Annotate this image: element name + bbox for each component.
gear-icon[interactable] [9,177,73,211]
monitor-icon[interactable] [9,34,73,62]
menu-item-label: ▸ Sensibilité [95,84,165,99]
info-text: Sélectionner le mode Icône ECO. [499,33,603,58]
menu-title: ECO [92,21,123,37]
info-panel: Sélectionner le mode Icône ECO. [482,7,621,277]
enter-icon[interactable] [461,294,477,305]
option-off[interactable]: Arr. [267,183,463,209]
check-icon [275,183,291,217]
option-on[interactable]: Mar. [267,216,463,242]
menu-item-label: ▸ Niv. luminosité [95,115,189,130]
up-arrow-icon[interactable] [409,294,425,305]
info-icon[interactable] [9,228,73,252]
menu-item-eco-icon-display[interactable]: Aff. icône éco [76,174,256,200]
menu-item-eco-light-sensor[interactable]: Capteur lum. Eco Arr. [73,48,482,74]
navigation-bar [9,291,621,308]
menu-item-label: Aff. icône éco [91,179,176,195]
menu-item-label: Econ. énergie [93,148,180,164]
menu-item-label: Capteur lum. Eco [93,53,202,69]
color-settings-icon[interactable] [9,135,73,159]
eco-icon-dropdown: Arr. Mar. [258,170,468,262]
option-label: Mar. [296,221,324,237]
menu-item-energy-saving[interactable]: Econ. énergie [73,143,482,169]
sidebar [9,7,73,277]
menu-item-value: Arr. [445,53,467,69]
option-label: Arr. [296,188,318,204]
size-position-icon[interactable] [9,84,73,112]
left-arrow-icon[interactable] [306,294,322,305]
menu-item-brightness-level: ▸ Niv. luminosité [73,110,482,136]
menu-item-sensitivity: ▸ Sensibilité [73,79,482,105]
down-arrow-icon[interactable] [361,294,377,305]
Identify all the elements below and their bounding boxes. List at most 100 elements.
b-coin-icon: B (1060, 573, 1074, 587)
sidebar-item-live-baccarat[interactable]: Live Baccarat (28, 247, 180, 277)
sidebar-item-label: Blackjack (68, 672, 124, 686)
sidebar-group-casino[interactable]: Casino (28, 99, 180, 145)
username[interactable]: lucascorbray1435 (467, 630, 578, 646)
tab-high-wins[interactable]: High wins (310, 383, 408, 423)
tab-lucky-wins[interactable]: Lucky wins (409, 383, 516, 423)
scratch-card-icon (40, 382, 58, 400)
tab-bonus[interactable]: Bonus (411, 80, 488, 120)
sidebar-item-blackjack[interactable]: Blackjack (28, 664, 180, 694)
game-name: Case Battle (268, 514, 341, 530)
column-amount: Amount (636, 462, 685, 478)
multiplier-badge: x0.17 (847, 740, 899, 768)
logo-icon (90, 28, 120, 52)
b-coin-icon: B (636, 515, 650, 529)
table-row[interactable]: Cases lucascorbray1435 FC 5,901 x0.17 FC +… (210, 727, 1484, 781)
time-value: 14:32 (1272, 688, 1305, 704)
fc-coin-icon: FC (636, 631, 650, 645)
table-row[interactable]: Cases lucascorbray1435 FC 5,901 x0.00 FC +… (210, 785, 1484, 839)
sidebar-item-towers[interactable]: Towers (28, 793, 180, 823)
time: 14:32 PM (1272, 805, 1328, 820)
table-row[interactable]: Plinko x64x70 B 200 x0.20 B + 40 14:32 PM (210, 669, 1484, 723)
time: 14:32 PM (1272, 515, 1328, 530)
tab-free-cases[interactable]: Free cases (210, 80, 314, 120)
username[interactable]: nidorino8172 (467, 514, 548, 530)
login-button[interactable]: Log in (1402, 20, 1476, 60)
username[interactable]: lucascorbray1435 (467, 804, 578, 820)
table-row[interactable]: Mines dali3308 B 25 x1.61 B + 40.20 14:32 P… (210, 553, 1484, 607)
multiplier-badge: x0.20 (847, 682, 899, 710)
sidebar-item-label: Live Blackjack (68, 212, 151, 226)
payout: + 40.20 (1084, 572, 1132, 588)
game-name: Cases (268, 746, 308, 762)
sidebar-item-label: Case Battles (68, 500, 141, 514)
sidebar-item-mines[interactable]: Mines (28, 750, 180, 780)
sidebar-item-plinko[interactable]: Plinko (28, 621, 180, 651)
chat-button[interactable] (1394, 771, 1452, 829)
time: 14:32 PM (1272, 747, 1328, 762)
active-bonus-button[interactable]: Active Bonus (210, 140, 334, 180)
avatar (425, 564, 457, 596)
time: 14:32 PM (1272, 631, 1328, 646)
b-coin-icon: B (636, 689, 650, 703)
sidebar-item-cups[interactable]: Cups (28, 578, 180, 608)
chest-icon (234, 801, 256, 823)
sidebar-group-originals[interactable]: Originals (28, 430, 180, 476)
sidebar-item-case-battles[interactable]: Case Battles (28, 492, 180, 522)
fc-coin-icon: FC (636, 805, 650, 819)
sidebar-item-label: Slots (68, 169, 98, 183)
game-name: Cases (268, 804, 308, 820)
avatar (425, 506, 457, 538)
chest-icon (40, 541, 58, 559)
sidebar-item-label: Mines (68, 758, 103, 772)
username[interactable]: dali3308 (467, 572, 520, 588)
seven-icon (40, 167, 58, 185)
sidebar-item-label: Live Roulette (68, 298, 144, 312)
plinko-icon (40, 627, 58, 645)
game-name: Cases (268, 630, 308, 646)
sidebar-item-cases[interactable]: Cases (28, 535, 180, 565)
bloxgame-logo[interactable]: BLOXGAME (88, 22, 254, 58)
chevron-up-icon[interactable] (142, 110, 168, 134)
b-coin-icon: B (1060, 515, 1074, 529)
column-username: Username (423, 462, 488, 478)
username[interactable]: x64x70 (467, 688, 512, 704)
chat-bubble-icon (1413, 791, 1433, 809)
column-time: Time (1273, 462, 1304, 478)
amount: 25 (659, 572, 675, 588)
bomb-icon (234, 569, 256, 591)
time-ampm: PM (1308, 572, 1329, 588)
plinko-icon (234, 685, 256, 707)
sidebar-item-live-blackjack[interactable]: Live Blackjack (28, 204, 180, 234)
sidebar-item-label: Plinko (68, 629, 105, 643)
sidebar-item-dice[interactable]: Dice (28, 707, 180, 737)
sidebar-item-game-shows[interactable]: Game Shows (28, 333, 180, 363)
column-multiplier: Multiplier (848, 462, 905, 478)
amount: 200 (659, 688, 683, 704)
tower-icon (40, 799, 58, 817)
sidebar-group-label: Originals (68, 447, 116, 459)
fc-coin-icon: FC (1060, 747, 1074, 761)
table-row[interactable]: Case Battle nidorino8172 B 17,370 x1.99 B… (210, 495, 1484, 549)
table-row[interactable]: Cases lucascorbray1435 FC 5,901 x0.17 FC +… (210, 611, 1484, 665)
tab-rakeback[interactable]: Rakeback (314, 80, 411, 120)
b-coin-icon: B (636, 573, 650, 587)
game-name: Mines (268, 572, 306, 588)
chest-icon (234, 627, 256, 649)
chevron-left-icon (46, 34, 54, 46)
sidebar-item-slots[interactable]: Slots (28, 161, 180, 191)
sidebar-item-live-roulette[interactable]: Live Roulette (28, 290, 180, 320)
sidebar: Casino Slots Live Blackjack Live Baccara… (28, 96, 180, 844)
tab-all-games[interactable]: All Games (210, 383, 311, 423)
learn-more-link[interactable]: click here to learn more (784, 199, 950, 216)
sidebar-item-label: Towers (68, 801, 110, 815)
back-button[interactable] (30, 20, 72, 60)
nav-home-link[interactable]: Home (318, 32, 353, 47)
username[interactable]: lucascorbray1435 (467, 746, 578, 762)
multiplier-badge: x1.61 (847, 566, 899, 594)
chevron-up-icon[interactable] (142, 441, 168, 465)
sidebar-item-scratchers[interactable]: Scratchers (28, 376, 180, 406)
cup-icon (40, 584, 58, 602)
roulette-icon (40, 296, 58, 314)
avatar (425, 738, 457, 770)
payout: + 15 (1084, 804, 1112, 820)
####################
- _To do_:
Quote the records from the start through the line holding "option-on[interactable]: Mar. [267,216,463,242]", inclusive.

- _Correct response_:
Annotate this image: element name + bbox for each component.
gear-icon[interactable] [9,177,73,211]
monitor-icon[interactable] [9,34,73,62]
menu-item-label: ▸ Sensibilité [95,84,165,99]
info-text: Sélectionner le mode Icône ECO. [499,33,603,58]
menu-title: ECO [92,21,123,37]
info-panel: Sélectionner le mode Icône ECO. [482,7,621,277]
enter-icon[interactable] [461,294,477,305]
option-off[interactable]: Arr. [267,183,463,209]
check-icon [275,183,291,217]
option-on[interactable]: Mar. [267,216,463,242]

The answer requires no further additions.